Data records:
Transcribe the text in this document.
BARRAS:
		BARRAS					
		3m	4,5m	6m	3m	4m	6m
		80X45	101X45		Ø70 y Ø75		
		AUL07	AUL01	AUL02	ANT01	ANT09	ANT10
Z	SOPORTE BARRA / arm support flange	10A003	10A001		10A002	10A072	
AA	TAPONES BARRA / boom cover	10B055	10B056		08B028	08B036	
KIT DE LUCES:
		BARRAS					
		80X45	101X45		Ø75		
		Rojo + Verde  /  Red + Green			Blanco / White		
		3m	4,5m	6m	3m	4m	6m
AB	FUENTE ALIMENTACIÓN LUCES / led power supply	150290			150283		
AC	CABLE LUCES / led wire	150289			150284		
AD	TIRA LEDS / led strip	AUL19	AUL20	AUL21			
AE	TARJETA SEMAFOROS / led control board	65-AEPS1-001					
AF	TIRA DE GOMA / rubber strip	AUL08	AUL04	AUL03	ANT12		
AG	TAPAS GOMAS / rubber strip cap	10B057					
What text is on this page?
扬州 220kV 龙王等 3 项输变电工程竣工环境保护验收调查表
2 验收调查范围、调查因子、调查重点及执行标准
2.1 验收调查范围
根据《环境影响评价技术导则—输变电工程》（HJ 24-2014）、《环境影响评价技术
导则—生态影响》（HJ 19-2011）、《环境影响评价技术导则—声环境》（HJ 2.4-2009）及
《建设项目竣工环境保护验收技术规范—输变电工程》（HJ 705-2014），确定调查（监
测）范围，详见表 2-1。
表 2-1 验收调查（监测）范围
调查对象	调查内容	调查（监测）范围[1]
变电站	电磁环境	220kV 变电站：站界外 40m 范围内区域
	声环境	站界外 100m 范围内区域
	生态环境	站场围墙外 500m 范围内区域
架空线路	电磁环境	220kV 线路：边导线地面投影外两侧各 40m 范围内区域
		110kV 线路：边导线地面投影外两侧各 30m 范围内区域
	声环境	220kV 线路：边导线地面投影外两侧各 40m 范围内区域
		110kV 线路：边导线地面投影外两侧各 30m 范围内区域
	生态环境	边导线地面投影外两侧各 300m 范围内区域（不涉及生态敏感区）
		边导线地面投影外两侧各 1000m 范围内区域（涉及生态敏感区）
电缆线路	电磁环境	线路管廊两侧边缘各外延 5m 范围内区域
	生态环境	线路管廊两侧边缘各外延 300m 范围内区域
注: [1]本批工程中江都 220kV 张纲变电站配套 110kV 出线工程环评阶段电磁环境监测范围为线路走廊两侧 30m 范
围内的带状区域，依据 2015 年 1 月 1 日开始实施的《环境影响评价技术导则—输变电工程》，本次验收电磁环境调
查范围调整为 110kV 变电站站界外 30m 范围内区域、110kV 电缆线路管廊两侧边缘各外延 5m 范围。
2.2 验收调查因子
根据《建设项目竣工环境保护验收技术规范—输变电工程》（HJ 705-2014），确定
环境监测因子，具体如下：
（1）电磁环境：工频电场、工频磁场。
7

- **WHAT IS REQUIRED**
Give the count of lines in the records that contain "strip", and no other text.

- **SOLUTION TO THIS PROBLEM**
3